> [TO DO]: Give the listing again exactly, omitting its images.

> [RECORDS FOR PROCESSING]:
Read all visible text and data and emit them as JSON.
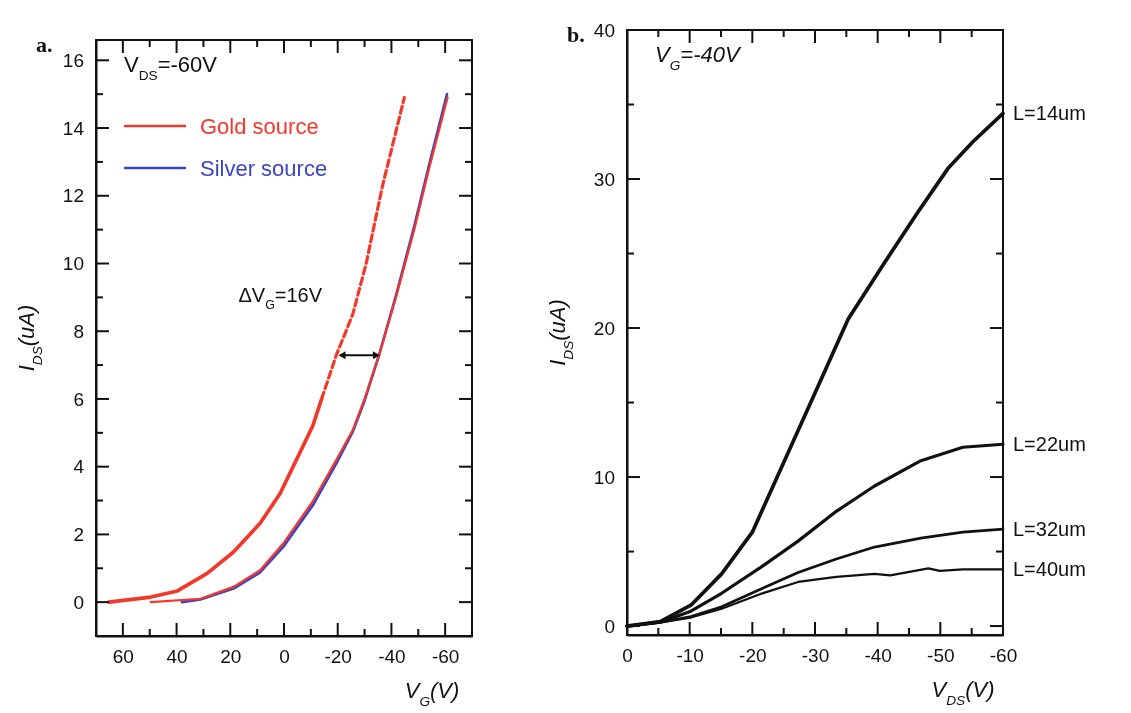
{
  "chart_data": [
    {
      "type": "line",
      "title": "a.",
      "xlabel": "V$_{G}$(V)",
      "ylabel": "I$_{DS}$(uA)",
      "annotations": [
        "V$_{DS}$=-60V",
        "ΔV$_{G}$=16V"
      ],
      "xlim": [
        70,
        -70
      ],
      "ylim": [
        -1,
        16.6
      ],
      "xticks": [
        60,
        {
          "value": 50,
          "label": null
        },
        40,
        {
          "value": 30,
          "label": null
        },
        20,
        {
          "value": 10,
          "label": null
        },
        0,
        {
          "value": -10,
          "label": null
        },
        -20,
        {
          "value": -30,
          "label": null
        },
        -40,
        {
          "value": -50,
          "label": null
        },
        -60
      ],
      "yticks": [
        0,
        {
          "value": 1,
          "label": null
        },
        2,
        {
          "value": 3,
          "label": null
        },
        4,
        {
          "value": 5,
          "label": null
        },
        6,
        {
          "value": 7,
          "label": null
        },
        8,
        {
          "value": 9,
          "label": null
        },
        10,
        {
          "value": 11,
          "label": null
        },
        12,
        {
          "value": 13,
          "label": null
        },
        14,
        {
          "value": 15,
          "label": null
        },
        16
      ],
      "legend": "top left",
      "grid": false,
      "marker": "none",
      "series": [
        {
          "name": "Gold source",
          "color": "#f2382a",
          "x": [
            65.2,
            49.6,
            39.7,
            28.6,
            18.8,
            8.9,
            1.5,
            -3.4,
            -10.7,
            -14
          ],
          "values": [
            0,
            0.15,
            0.33,
            0.85,
            1.48,
            2.33,
            3.2,
            4.0,
            5.2,
            6.0
          ]
        },
        {
          "color": "#f2382a",
          "line_style": "dashed",
          "x": [
            -14,
            -19.5,
            -25.6,
            -30.6,
            -36.7,
            -44.8
          ],
          "values": [
            6.0,
            7.3,
            8.5,
            10.0,
            12.3,
            14.9
          ]
        },
        {
          "name": "Silver source",
          "color": "#3a44c4",
          "x": [
            38,
            31.1,
            18.8,
            8.9,
            0.3,
            -10.9,
            -19.5,
            -25.7,
            -30,
            -35.6,
            -41.7,
            -48.5,
            -54,
            -60.7
          ],
          "values": [
            0,
            0.08,
            0.4,
            0.88,
            1.63,
            2.88,
            4.1,
            5.05,
            5.95,
            7.35,
            9.05,
            11.1,
            12.9,
            15.0
          ]
        },
        {
          "color": "#f2382a",
          "x": [
            49.6,
            31.1,
            18.8,
            8.9,
            0.3,
            -10.9,
            -19.5,
            -25.7,
            -30,
            -35.6,
            -41.7,
            -48.5,
            -54,
            -60.9
          ],
          "values": [
            0,
            0.1,
            0.45,
            0.94,
            1.73,
            3.0,
            4.2,
            5.1,
            6.0,
            7.35,
            9.0,
            11.0,
            12.8,
            14.9
          ]
        }
      ]
    },
    {
      "type": "line",
      "title": "b.",
      "xlabel": "V$_{DS}$(V)",
      "ylabel": "I$_{DS}$(uA)",
      "annotations": [
        "V$_{G}$=-40V"
      ],
      "xlim": [
        0,
        -60
      ],
      "ylim": [
        -0.6,
        40
      ],
      "xticks": [
        0,
        {
          "value": -5,
          "label": null
        },
        -10,
        {
          "value": -15,
          "label": null
        },
        -20,
        {
          "value": -25,
          "label": null
        },
        -30,
        {
          "value": -35,
          "label": null
        },
        -40,
        {
          "value": -45,
          "label": null
        },
        -50,
        {
          "value": -55,
          "label": null
        },
        -60
      ],
      "yticks": [
        0,
        {
          "value": 5,
          "label": null
        },
        10,
        {
          "value": 15,
          "label": null
        },
        20,
        {
          "value": 25,
          "label": null
        },
        30,
        {
          "value": 35,
          "label": null
        },
        40
      ],
      "legend": "right",
      "grid": false,
      "marker": "none",
      "series": [
        {
          "name": "L=14um",
          "color": "#111111",
          "x": [
            0,
            -5.3,
            -10.2,
            -15.1,
            -20,
            -26.1,
            -30.7,
            -35.3,
            -40.8,
            -46.3,
            -51.2,
            -55.2,
            -60
          ],
          "values": [
            0,
            0.3,
            1.4,
            3.5,
            6.3,
            12.0,
            16.3,
            20.6,
            24.2,
            27.7,
            30.7,
            32.5,
            34.4
          ]
        },
        {
          "name": "L=22um",
          "color": "#111111",
          "x": [
            0,
            -5.3,
            -10.2,
            -15.1,
            -21.2,
            -27.3,
            -33.4,
            -39.5,
            -46.9,
            -53.6,
            -60
          ],
          "values": [
            0,
            0.26,
            1.0,
            2.2,
            3.9,
            5.7,
            7.7,
            9.4,
            11.1,
            12.0,
            12.2
          ]
        },
        {
          "name": "L=32um",
          "color": "#111111",
          "x": [
            0,
            -5.3,
            -10.2,
            -15.1,
            -21.2,
            -27.3,
            -33.4,
            -39.5,
            -46.9,
            -53.6,
            -60
          ],
          "values": [
            0,
            0.25,
            0.64,
            1.3,
            2.45,
            3.6,
            4.5,
            5.3,
            5.9,
            6.3,
            6.5
          ]
        },
        {
          "name": "L=40um",
          "color": "#111111",
          "x": [
            0,
            -5.3,
            -10.2,
            -15.1,
            -21.2,
            -27.3,
            -33.4,
            -39.5,
            -42,
            -48.1,
            -49.9,
            -53.6,
            -60
          ],
          "values": [
            0,
            0.25,
            0.57,
            1.16,
            2.14,
            2.96,
            3.3,
            3.5,
            3.4,
            3.87,
            3.7,
            3.8,
            3.8
          ]
        }
      ]
    }
  ]
}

> [RESPONSE FOR THIS EXERCISE]:
Read all visible text and data and emit them as JSON.
{
  "chart_data": [
    {
      "type": "line",
      "title": "a.",
      "xlabel": "V$_{G}$(V)",
      "ylabel": "I$_{DS}$(uA)",
      "annotations": [
        "V$_{DS}$=-60V",
        "ΔV$_{G}$=16V"
      ],
      "xlim": [
        70,
        -70
      ],
      "ylim": [
        -1,
        16.6
      ],
      "xticks": [
        60,
        {
          "value": 50,
          "label": null
        },
        40,
        {
          "value": 30,
          "label": null
        },
        20,
        {
          "value": 10,
          "label": null
        },
        0,
        {
          "value": -10,
          "label": null
        },
        -20,
        {
          "value": -30,
          "label": null
        },
        -40,
        {
          "value": -50,
          "label": null
        },
        -60
      ],
      "yticks": [
        0,
        {
          "value": 1,
          "label": null
        },
        2,
        {
          "value": 3,
          "label": null
        },
        4,
        {
          "value": 5,
          "label": null
        },
        6,
        {
          "value": 7,
          "label": null
        },
        8,
        {
          "value": 9,
          "label": null
        },
        10,
        {
          "value": 11,
          "label": null
        },
        12,
        {
          "value": 13,
          "label": null
        },
        14,
        {
          "value": 15,
          "label": null
        },
        16
      ],
      "legend": "top left",
      "grid": false,
      "marker": "none",
      "series": [
        {
          "name": "Gold source",
          "color": "#f2382a",
          "x": [
            65.2,
            49.6,
            39.7,
            28.6,
            18.8,
            8.9,
            1.5,
            -3.4,
            -10.7,
            -14
          ],
          "values": [
            0,
            0.15,
            0.33,
            0.85,
            1.48,
            2.33,
            3.2,
            4.0,
            5.2,
            6.0
          ]
        },
        {
          "color": "#f2382a",
          "line_style": "dashed",
          "x": [
            -14,
            -19.5,
            -25.6,
            -30.6,
            -36.7,
            -44.8
          ],
          "values": [
            6.0,
            7.3,
            8.5,
            10.0,
            12.3,
            14.9
          ]
        },
        {
          "name": "Silver source",
          "color": "#3a44c4",
          "x": [
            38,
            31.1,
            18.8,
            8.9,
            0.3,
            -10.9,
            -19.5,
            -25.7,
            -30,
            -35.6,
            -41.7,
            -48.5,
            -54,
            -60.7
          ],
          "values": [
            0,
            0.08,
            0.4,
            0.88,
            1.63,
            2.88,
            4.1,
            5.05,
            5.95,
            7.35,
            9.05,
            11.1,
            12.9,
            15.0
          ]
        },
        {
          "color": "#f2382a",
          "x": [
            49.6,
            31.1,
            18.8,
            8.9,
            0.3,
            -10.9,
            -19.5,
            -25.7,
            -30,
            -35.6,
            -41.7,
            -48.5,
            -54,
            -60.9
          ],
          "values": [
            0,
            0.1,
            0.45,
            0.94,
            1.73,
            3.0,
            4.2,
            5.1,
            6.0,
            7.35,
            9.0,
            11.0,
            12.8,
            14.9
          ]
        }
      ]
    },
    {
      "type": "line",
      "title": "b.",
      "xlabel": "V$_{DS}$(V)",
      "ylabel": "I$_{DS}$(uA)",
      "annotations": [
        "V$_{G}$=-40V"
      ],
      "xlim": [
        0,
        -60
      ],
      "ylim": [
        -0.6,
        40
      ],
      "xticks": [
        0,
        {
          "value": -5,
          "label": null
        },
        -10,
        {
          "value": -15,
          "label": null
        },
        -20,
        {
          "value": -25,
          "label": null
        },
        -30,
        {
          "value": -35,
          "label": null
        },
        -40,
        {
          "value": -45,
          "label": null
        },
        -50,
        {
          "value": -55,
          "label": null
        },
        -60
      ],
      "yticks": [
        0,
        {
          "value": 5,
          "label": null
        },
        10,
        {
          "value": 15,
          "label": null
        },
        20,
        {
          "value": 25,
          "label": null
        },
        30,
        {
          "value": 35,
          "label": null
        },
        40
      ],
      "legend": "right",
      "grid": false,
      "marker": "none",
      "series": [
        {
          "name": "L=14um",
          "color": "#111111",
          "x": [
            0,
            -5.3,
            -10.2,
            -15.1,
            -20,
            -26.1,
            -30.7,
            -35.3,
            -40.8,
            -46.3,
            -51.2,
            -55.2,
            -60
          ],
          "values": [
            0,
            0.3,
            1.4,
            3.5,
            6.3,
            12.0,
            16.3,
            20.6,
            24.2,
            27.7,
            30.7,
            32.5,
            34.4
          ]
        },
        {
          "name": "L=22um",
          "color": "#111111",
          "x": [
            0,
            -5.3,
            -10.2,
            -15.1,
            -21.2,
            -27.3,
            -33.4,
            -39.5,
            -46.9,
            -53.6,
            -60
          ],
          "values": [
            0,
            0.26,
            1.0,
            2.2,
            3.9,
            5.7,
            7.7,
            9.4,
            11.1,
            12.0,
            12.2
          ]
        },
        {
          "name": "L=32um",
          "color": "#111111",
          "x": [
            0,
            -5.3,
            -10.2,
            -15.1,
            -21.2,
            -27.3,
            -33.4,
            -39.5,
            -46.9,
            -53.6,
            -60
          ],
          "values": [
            0,
            0.25,
            0.64,
            1.3,
            2.45,
            3.6,
            4.5,
            5.3,
            5.9,
            6.3,
            6.5
          ]
        },
        {
          "name": "L=40um",
          "color": "#111111",
          "x": [
            0,
            -5.3,
            -10.2,
            -15.1,
            -21.2,
            -27.3,
            -33.4,
            -39.5,
            -42,
            -48.1,
            -49.9,
            -53.6,
            -60
          ],
          "values": [
            0,
            0.25,
            0.57,
            1.16,
            2.14,
            2.96,
            3.3,
            3.5,
            3.4,
            3.87,
            3.7,
            3.8,
            3.8
          ]
        }
      ]
    }
  ]
}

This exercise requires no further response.